Recorded data
___

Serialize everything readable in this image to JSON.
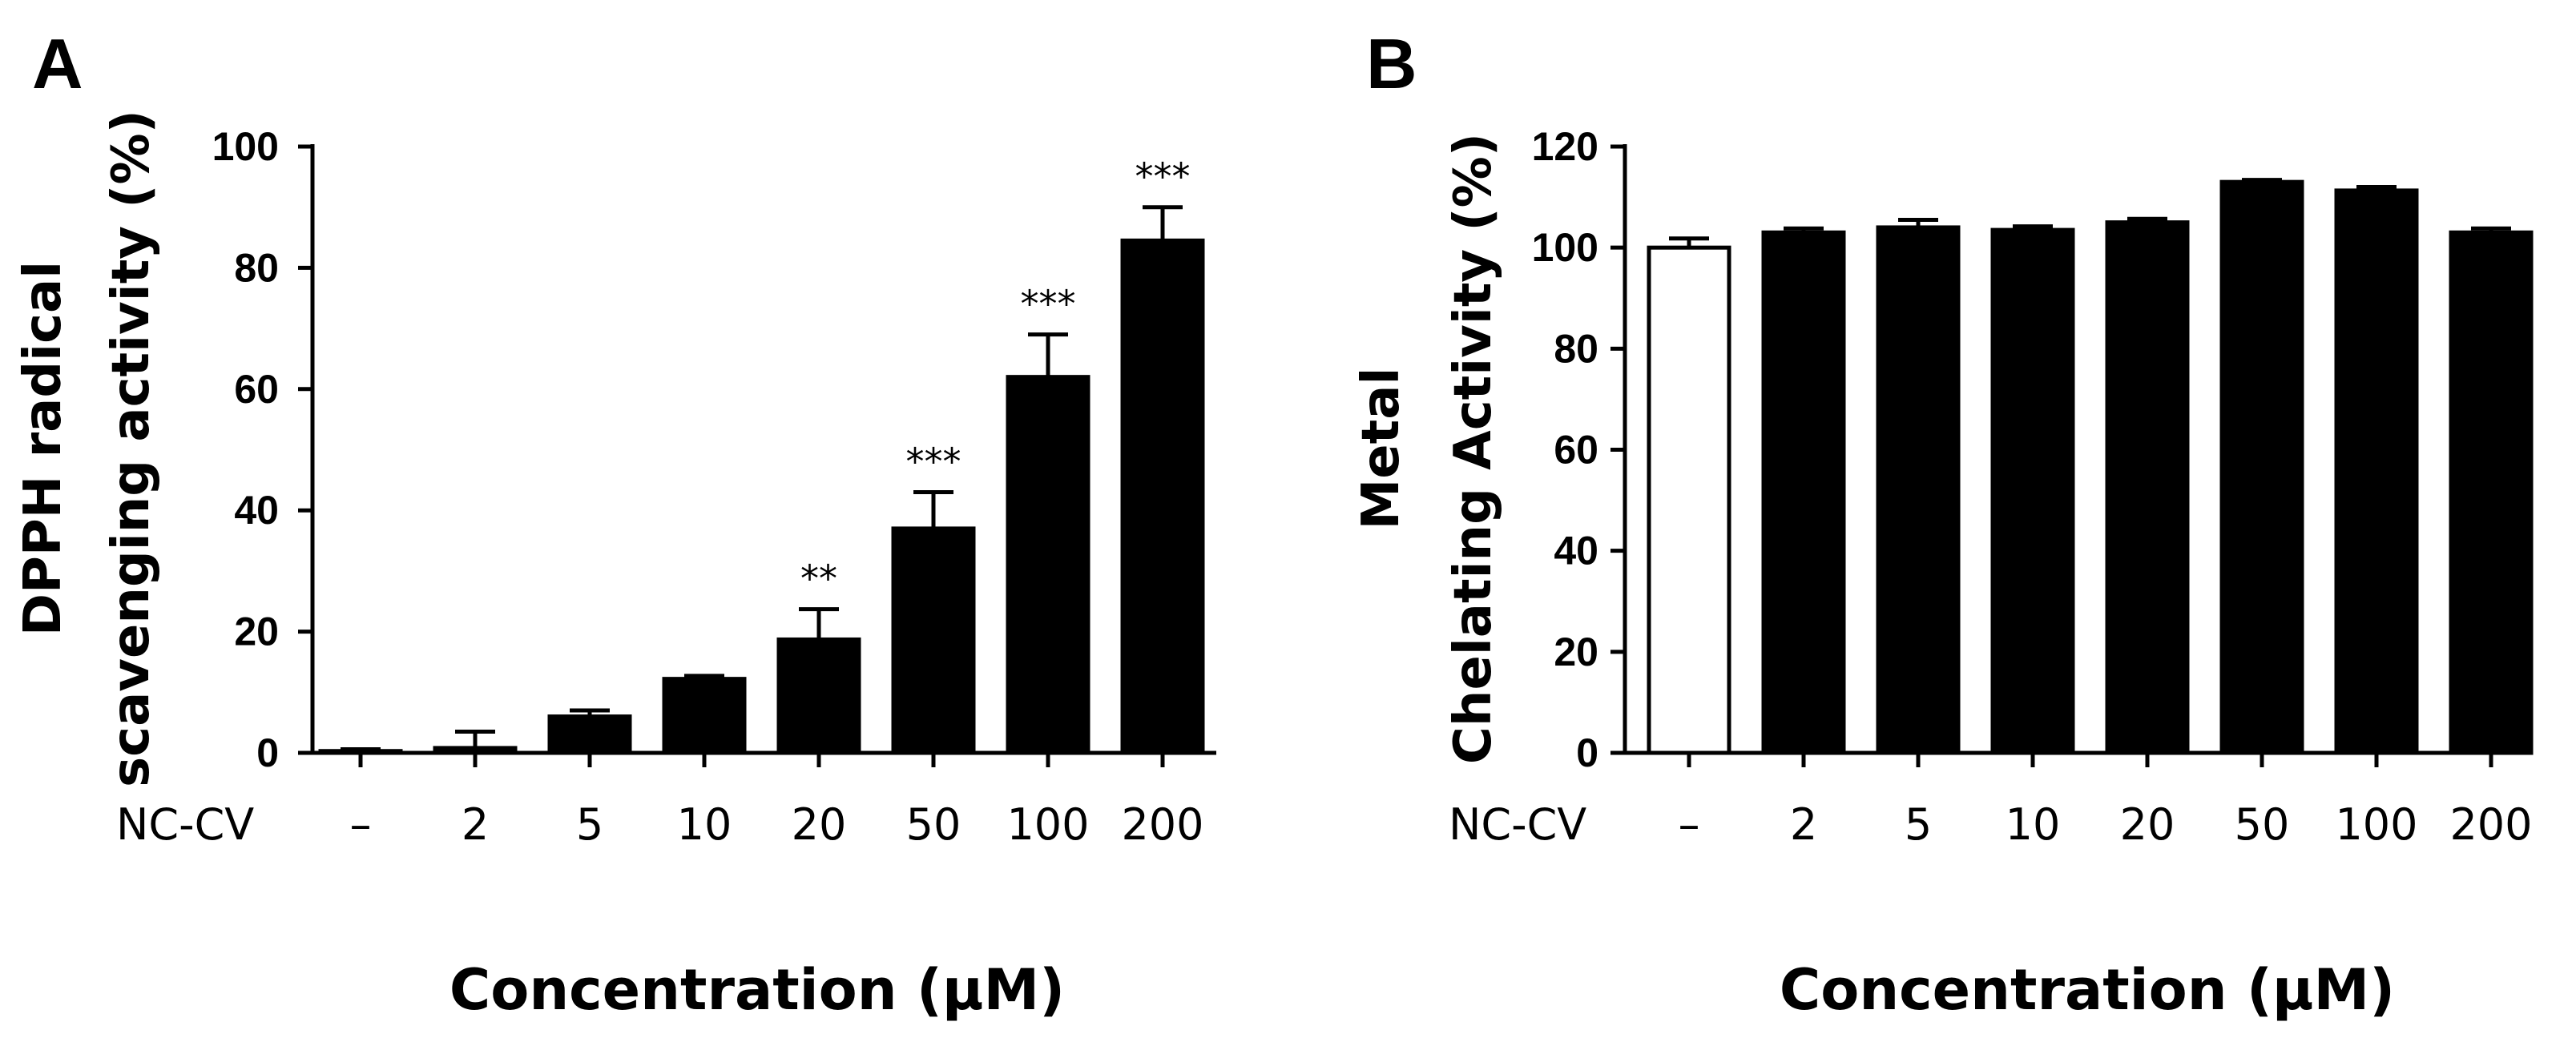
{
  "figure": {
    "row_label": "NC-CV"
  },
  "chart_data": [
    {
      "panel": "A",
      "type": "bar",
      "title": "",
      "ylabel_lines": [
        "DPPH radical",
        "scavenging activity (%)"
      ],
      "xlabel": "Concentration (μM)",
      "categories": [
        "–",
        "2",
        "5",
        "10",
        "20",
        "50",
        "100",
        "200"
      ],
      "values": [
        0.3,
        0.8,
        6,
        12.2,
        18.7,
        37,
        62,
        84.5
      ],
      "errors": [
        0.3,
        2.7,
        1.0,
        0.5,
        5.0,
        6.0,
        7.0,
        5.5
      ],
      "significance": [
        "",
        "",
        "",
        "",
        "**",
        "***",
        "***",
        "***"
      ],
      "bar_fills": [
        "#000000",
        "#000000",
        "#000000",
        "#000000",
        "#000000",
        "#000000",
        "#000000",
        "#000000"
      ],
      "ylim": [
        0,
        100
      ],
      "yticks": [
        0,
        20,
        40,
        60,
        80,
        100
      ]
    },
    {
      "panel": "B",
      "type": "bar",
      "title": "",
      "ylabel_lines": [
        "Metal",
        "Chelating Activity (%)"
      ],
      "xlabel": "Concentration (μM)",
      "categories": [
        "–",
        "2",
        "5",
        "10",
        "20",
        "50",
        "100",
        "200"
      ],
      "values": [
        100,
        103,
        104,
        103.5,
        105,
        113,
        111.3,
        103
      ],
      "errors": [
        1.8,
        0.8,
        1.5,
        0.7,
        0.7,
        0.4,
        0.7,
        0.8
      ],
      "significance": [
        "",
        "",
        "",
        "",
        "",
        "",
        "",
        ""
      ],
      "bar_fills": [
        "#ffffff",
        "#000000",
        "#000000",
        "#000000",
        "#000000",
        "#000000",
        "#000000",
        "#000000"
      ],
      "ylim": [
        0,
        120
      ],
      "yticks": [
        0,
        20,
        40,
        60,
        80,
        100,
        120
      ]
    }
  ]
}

___

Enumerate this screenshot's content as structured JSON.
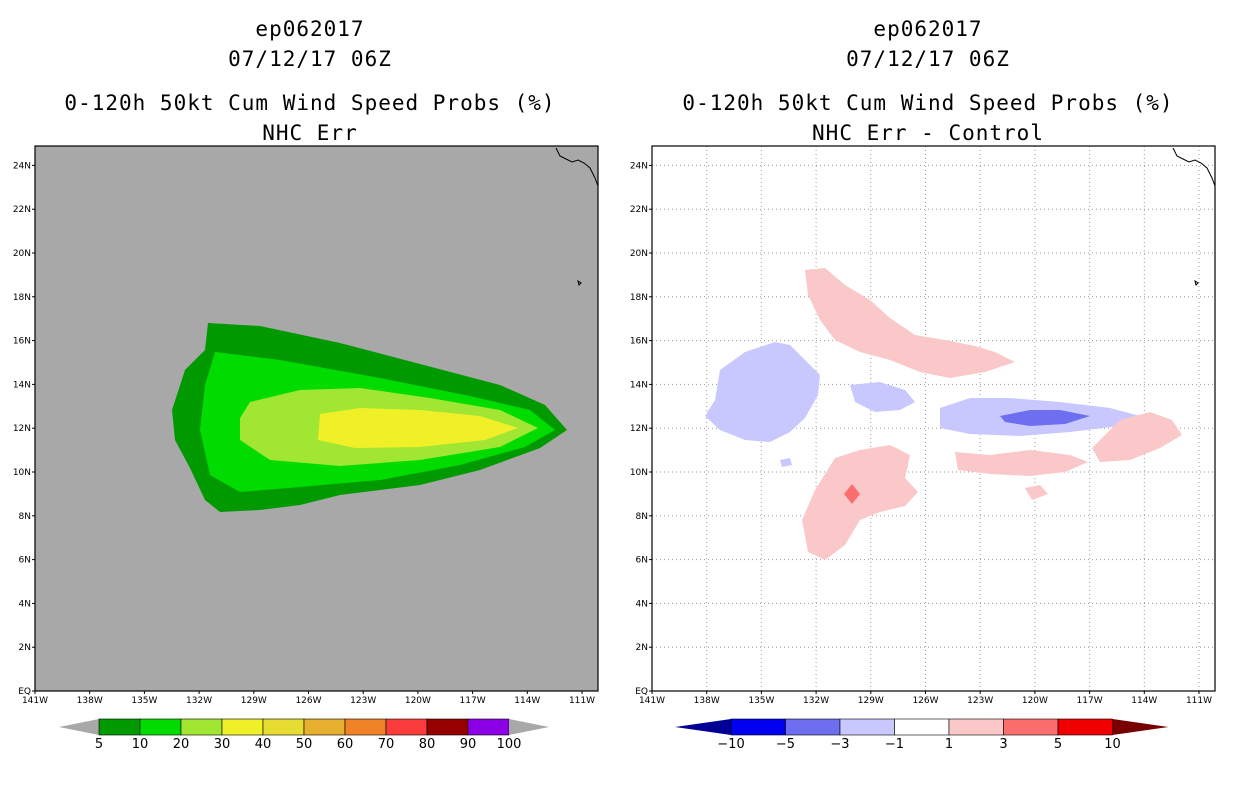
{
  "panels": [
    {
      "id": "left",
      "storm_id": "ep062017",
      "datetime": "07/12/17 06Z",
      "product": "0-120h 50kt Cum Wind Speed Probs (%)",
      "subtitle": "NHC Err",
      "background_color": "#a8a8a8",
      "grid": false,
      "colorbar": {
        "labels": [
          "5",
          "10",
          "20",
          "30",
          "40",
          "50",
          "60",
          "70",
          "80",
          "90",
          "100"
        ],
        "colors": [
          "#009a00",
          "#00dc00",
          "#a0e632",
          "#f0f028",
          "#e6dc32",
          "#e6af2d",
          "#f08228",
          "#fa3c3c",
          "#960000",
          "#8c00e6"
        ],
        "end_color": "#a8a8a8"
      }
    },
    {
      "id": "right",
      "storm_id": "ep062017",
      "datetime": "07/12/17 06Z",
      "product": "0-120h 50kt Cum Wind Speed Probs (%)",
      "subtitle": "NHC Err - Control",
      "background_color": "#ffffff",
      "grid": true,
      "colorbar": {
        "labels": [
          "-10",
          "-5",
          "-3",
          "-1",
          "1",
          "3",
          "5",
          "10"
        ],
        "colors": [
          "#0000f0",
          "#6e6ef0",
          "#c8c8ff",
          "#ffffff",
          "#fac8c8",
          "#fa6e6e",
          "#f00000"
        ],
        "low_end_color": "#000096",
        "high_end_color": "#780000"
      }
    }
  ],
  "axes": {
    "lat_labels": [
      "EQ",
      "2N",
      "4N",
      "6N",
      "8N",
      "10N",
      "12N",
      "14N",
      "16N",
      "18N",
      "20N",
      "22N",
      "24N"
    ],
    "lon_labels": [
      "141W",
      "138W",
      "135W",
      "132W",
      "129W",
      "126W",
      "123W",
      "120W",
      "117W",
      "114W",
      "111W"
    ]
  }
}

___

▶ Task prompt
Find the string "this" in the entries above and return each line that holds it.

▶ Result
Serialize everything readable in this image to JSON.
Enumerate this screenshot's content as structured JSON.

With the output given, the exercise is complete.